* _Problem description_:
The records that follow should be retyped word for word.

* _Data extract_:
================

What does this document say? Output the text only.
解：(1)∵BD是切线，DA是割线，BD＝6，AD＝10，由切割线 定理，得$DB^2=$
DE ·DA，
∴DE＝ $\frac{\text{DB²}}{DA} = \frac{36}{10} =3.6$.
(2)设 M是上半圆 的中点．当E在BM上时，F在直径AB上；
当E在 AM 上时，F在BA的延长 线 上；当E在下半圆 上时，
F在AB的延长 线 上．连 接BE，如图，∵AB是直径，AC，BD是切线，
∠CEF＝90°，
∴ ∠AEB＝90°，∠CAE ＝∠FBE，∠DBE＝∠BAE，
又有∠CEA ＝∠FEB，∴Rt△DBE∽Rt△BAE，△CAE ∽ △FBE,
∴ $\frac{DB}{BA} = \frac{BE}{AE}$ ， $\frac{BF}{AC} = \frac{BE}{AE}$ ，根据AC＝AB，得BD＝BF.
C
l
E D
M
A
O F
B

================

* _Answer to this task_:
What does this document say? Output the text only.
解：(1)∵BD是切线，DA是割线，BD＝6，AD＝10，由切割线 定理，得$DB^2=$
DE ·DA，
∴DE＝ $\frac{\text{DB²}}{DA} = \frac{36}{10} =3.6$.
(2)设 M是上半圆 的中点．当E在BM上时，F在直径AB上；
当E在 AM 上时，F在BA的延长 线 上；当E在下半圆 上时，
F在AB的延长 线 上．连 接BE，如图，∵AB是直径，AC，BD是切线，
∠CEF＝90°，
∴ ∠AEB＝90°，∠CAE ＝∠FBE，∠DBE＝∠BAE，
又有∠CEA ＝∠FEB，∴Rt△DBE∽Rt△BAE，△CAE ∽ △FBE,
∴ $\frac{DB}{BA} = \frac{BE}{AE}$ ， $\frac{BF}{AC} = \frac{BE}{AE}$ ，根据AC＝AB，得BD＝BF.
C
l
E D
M
A
O F
B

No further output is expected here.